## Task brief
Extract every line below, verbatim.

## Extracted records
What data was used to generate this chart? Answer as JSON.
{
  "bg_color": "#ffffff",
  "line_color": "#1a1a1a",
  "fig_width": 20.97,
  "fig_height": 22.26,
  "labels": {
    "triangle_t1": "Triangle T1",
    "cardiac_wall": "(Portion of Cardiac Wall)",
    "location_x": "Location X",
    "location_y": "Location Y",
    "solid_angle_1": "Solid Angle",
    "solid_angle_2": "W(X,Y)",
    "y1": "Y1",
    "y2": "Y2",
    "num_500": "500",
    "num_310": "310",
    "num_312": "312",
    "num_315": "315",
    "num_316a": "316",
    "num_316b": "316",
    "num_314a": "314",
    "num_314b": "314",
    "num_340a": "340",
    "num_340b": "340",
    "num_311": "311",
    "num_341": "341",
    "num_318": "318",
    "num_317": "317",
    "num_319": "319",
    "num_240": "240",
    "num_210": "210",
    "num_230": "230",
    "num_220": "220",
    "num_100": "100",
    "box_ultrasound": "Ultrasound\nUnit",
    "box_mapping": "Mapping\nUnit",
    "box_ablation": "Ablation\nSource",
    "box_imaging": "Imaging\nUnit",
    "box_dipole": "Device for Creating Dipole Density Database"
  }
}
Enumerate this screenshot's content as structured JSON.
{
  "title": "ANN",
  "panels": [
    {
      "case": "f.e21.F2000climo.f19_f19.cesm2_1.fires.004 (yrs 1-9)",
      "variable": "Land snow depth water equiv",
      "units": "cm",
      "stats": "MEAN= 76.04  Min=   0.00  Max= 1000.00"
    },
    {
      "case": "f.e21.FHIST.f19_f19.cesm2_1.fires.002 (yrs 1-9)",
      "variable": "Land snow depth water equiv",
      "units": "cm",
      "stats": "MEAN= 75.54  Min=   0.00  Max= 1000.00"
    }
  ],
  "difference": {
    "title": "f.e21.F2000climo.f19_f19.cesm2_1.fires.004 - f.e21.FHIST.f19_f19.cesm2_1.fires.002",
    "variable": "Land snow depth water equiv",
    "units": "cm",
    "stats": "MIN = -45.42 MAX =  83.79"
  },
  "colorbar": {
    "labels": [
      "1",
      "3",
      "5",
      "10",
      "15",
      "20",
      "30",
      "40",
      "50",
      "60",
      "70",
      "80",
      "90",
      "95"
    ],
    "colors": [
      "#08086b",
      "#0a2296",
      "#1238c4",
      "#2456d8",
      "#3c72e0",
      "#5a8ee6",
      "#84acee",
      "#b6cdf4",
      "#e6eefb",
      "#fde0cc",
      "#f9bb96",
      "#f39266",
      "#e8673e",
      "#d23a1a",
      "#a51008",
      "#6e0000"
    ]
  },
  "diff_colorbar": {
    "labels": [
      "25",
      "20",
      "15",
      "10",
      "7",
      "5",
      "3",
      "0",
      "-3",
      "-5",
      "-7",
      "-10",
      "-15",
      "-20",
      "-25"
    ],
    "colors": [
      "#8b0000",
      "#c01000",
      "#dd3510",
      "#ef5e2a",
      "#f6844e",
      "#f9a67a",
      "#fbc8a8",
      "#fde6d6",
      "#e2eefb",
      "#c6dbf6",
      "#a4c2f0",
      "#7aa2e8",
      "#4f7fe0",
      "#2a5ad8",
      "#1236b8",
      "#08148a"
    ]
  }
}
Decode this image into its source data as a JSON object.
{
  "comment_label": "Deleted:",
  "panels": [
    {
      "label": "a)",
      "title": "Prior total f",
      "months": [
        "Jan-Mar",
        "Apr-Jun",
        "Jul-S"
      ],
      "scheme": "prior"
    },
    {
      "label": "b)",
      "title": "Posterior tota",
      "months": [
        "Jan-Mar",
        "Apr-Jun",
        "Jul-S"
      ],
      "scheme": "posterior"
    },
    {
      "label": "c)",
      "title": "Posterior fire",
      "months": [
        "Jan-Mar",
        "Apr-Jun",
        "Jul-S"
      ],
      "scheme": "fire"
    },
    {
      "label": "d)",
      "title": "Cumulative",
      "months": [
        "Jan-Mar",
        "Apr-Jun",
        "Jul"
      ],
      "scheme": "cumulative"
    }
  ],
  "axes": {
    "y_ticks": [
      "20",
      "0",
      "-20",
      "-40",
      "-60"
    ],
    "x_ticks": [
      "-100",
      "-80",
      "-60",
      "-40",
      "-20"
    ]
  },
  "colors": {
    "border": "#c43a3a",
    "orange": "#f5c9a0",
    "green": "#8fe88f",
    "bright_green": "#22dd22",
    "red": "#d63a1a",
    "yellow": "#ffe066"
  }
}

## Task answer
What data was used to generate this chart? Answer as JSON.
{
  "bg_color": "#ffffff",
  "line_color": "#1a1a1a",
  "fig_width": 20.97,
  "fig_height": 22.26,
  "labels": {
    "triangle_t1": "Triangle T1",
    "cardiac_wall": "(Portion of Cardiac Wall)",
    "location_x": "Location X",
    "location_y": "Location Y",
    "solid_angle_1": "Solid Angle",
    "solid_angle_2": "W(X,Y)",
    "y1": "Y1",
    "y2": "Y2",
    "num_500": "500",
    "num_310": "310",
    "num_312": "312",
    "num_315": "315",
    "num_316a": "316",
    "num_316b": "316",
    "num_314a": "314",
    "num_314b": "314",
    "num_340a": "340",
    "num_340b": "340",
    "num_311": "311",
    "num_341": "341",
    "num_318": "318",
    "num_317": "317",
    "num_319": "319",
    "num_240": "240",
    "num_210": "210",
    "num_230": "230",
    "num_220": "220",
    "num_100": "100",
    "box_ultrasound": "Ultrasound\nUnit",
    "box_mapping": "Mapping\nUnit",
    "box_ablation": "Ablation\nSource",
    "box_imaging": "Imaging\nUnit",
    "box_dipole": "Device for Creating Dipole Density Database"
  }
}
Enumerate this screenshot's content as structured JSON.
{
  "title": "ANN",
  "panels": [
    {
      "case": "f.e21.F2000climo.f19_f19.cesm2_1.fires.004 (yrs 1-9)",
      "variable": "Land snow depth water equiv",
      "units": "cm",
      "stats": "MEAN= 76.04  Min=   0.00  Max= 1000.00"
    },
    {
      "case": "f.e21.FHIST.f19_f19.cesm2_1.fires.002 (yrs 1-9)",
      "variable": "Land snow depth water equiv",
      "units": "cm",
      "stats": "MEAN= 75.54  Min=   0.00  Max= 1000.00"
    }
  ],
  "difference": {
    "title": "f.e21.F2000climo.f19_f19.cesm2_1.fires.004 - f.e21.FHIST.f19_f19.cesm2_1.fires.002",
    "variable": "Land snow depth water equiv",
    "units": "cm",
    "stats": "MIN = -45.42 MAX =  83.79"
  },
  "colorbar": {
    "labels": [
      "1",
      "3",
      "5",
      "10",
      "15",
      "20",
      "30",
      "40",
      "50",
      "60",
      "70",
      "80",
      "90",
      "95"
    ],
    "colors": [
      "#08086b",
      "#0a2296",
      "#1238c4",
      "#2456d8",
      "#3c72e0",
      "#5a8ee6",
      "#84acee",
      "#b6cdf4",
      "#e6eefb",
      "#fde0cc",
      "#f9bb96",
      "#f39266",
      "#e8673e",
      "#d23a1a",
      "#a51008",
      "#6e0000"
    ]
  },
  "diff_colorbar": {
    "labels": [
      "25",
      "20",
      "15",
      "10",
      "7",
      "5",
      "3",
      "0",
      "-3",
      "-5",
      "-7",
      "-10",
      "-15",
      "-20",
      "-25"
    ],
    "colors": [
      "#8b0000",
      "#c01000",
      "#dd3510",
      "#ef5e2a",
      "#f6844e",
      "#f9a67a",
      "#fbc8a8",
      "#fde6d6",
      "#e2eefb",
      "#c6dbf6",
      "#a4c2f0",
      "#7aa2e8",
      "#4f7fe0",
      "#2a5ad8",
      "#1236b8",
      "#08148a"
    ]
  }
}
Decode this image into its source data as a JSON object.
{
  "comment_label": "Deleted:",
  "panels": [
    {
      "label": "a)",
      "title": "Prior total f",
      "months": [
        "Jan-Mar",
        "Apr-Jun",
        "Jul-S"
      ],
      "scheme": "prior"
    },
    {
      "label": "b)",
      "title": "Posterior tota",
      "months": [
        "Jan-Mar",
        "Apr-Jun",
        "Jul-S"
      ],
      "scheme": "posterior"
    },
    {
      "label": "c)",
      "title": "Posterior fire",
      "months": [
        "Jan-Mar",
        "Apr-Jun",
        "Jul-S"
      ],
      "scheme": "fire"
    },
    {
      "label": "d)",
      "title": "Cumulative",
      "months": [
        "Jan-Mar",
        "Apr-Jun",
        "Jul"
      ],
      "scheme": "cumulative"
    }
  ],
  "axes": {
    "y_ticks": [
      "20",
      "0",
      "-20",
      "-40",
      "-60"
    ],
    "x_ticks": [
      "-100",
      "-80",
      "-60",
      "-40",
      "-20"
    ]
  },
  "colors": {
    "border": "#c43a3a",
    "orange": "#f5c9a0",
    "green": "#8fe88f",
    "bright_green": "#22dd22",
    "red": "#d63a1a",
    "yellow": "#ffe066"
  }
}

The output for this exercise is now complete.